RECORDS FOR THIS TASK
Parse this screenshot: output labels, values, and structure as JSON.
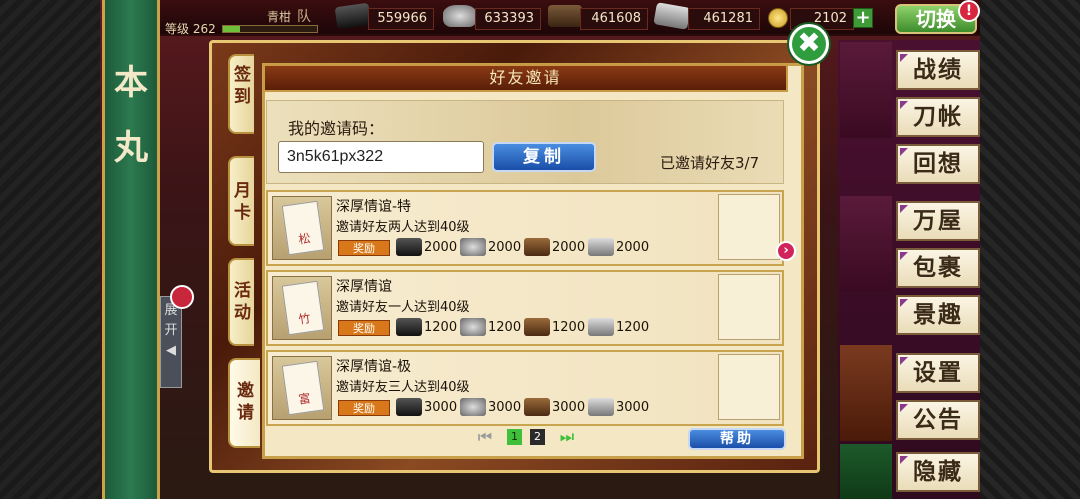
{
  "topbar": {
    "player_name": "青柑",
    "team_label": "队",
    "level_label": "等级 262",
    "level_progress": 0.18,
    "resources": [
      {
        "icon": "charcoal-icon",
        "value": "559966"
      },
      {
        "icon": "steel-icon",
        "value": "633393"
      },
      {
        "icon": "cooling-material-icon",
        "value": "461608"
      },
      {
        "icon": "whetstone-icon",
        "value": "461281"
      }
    ],
    "koban": "2102",
    "plus": "+",
    "switch_label": "切换",
    "alert_label": "!"
  },
  "banner": {
    "chars": [
      "本",
      "丸"
    ]
  },
  "expand": {
    "chars": [
      "展",
      "开"
    ],
    "arrow": "◀"
  },
  "menu": {
    "items": [
      "战绩",
      "刀帐",
      "回想",
      "万屋",
      "包裹",
      "景趣",
      "设置",
      "公告",
      "隐藏"
    ]
  },
  "dialog": {
    "title": "好友邀请",
    "close": "✖",
    "tabs": [
      {
        "label": "签到"
      },
      {
        "label": "月卡"
      },
      {
        "label": "活动"
      },
      {
        "label": "邀请"
      }
    ],
    "code_label": "我的邀请码：",
    "code_value": "3n5k61px322",
    "copy_label": "复制",
    "invited_text": "已邀请好友3/7",
    "reward_label": "奖励",
    "quests": [
      {
        "title": "深厚情谊-特",
        "desc": "邀请好友两人达到40级",
        "badge": "松",
        "rewards": [
          "2000",
          "2000",
          "2000",
          "2000"
        ]
      },
      {
        "title": "深厚情谊",
        "desc": "邀请好友一人达到40级",
        "badge": "竹",
        "rewards": [
          "1200",
          "1200",
          "1200",
          "1200"
        ]
      },
      {
        "title": "深厚情谊-极",
        "desc": "邀请好友三人达到40级",
        "badge": "富",
        "rewards": [
          "3000",
          "3000",
          "3000",
          "3000"
        ]
      }
    ],
    "pager": {
      "pages": [
        "1",
        "2"
      ],
      "current": "1"
    },
    "help_label": "帮助",
    "next_arrow": "›"
  },
  "colors": {
    "accent_green": "#2f9c3e",
    "button_blue": "#1a4ea8",
    "reward_orange": "#d8781a",
    "frame_gold": "#c9a04a"
  }
}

TASK
Show every line of the records above that contains the word "title".

RESULT OF THIS TASK
    "title": "好友邀请",
        "title": "深厚情谊-特",
        "title": "深厚情谊",
        "title": "深厚情谊-极",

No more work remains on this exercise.